Do this:
Report the number of lines that hold the string "ohne". Leave out any other text.

Data records:
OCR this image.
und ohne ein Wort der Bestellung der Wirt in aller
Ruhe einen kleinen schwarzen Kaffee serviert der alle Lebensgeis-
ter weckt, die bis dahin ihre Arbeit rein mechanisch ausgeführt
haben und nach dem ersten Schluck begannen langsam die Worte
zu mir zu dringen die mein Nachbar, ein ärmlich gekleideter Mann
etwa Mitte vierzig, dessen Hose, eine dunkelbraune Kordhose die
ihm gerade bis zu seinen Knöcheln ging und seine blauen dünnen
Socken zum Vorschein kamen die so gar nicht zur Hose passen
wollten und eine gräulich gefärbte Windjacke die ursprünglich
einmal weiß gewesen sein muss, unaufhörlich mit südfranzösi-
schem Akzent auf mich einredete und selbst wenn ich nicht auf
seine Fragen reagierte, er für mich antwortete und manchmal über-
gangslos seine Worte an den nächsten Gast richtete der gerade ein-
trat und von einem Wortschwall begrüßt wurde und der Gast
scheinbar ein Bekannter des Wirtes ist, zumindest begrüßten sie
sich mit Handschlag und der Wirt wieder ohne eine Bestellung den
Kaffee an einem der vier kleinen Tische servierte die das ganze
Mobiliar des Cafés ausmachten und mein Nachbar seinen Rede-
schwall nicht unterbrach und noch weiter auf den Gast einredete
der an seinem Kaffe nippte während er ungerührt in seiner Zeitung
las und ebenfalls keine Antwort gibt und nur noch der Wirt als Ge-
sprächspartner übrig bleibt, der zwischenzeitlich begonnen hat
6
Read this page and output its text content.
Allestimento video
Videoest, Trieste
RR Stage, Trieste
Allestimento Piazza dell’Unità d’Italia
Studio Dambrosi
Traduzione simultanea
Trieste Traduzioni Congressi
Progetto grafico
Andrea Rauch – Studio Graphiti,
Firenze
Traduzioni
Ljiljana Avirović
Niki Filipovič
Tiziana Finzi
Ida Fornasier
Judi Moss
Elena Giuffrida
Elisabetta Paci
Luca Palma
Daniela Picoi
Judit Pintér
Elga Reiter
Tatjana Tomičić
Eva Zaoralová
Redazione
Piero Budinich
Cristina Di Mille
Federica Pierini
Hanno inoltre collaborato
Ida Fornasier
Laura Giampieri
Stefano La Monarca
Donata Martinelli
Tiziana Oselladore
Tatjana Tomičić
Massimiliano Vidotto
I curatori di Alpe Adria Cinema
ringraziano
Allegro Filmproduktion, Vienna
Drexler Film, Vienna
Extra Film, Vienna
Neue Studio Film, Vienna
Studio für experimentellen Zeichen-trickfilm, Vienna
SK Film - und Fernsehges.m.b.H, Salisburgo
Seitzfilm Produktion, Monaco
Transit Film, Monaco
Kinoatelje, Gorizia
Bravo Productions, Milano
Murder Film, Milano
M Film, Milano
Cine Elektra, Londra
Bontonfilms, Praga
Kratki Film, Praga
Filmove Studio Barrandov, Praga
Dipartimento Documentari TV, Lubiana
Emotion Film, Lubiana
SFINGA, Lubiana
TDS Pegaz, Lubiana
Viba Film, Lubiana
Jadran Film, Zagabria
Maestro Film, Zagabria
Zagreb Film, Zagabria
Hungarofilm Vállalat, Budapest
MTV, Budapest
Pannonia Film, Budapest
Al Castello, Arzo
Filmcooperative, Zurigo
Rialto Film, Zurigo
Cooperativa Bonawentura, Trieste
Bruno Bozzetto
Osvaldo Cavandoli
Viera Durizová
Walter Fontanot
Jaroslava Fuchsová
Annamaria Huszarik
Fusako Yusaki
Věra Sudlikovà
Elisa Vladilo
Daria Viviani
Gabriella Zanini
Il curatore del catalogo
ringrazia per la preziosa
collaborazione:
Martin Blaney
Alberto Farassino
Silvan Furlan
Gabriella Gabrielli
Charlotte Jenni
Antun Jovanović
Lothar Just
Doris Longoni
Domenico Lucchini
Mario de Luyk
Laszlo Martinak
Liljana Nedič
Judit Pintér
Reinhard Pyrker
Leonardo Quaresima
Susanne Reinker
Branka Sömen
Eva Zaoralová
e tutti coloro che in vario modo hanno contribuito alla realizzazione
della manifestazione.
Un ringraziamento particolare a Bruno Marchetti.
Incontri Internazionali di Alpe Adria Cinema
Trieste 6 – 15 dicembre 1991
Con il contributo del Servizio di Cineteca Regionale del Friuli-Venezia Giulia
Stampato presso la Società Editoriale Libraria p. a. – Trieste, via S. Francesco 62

Full response:
2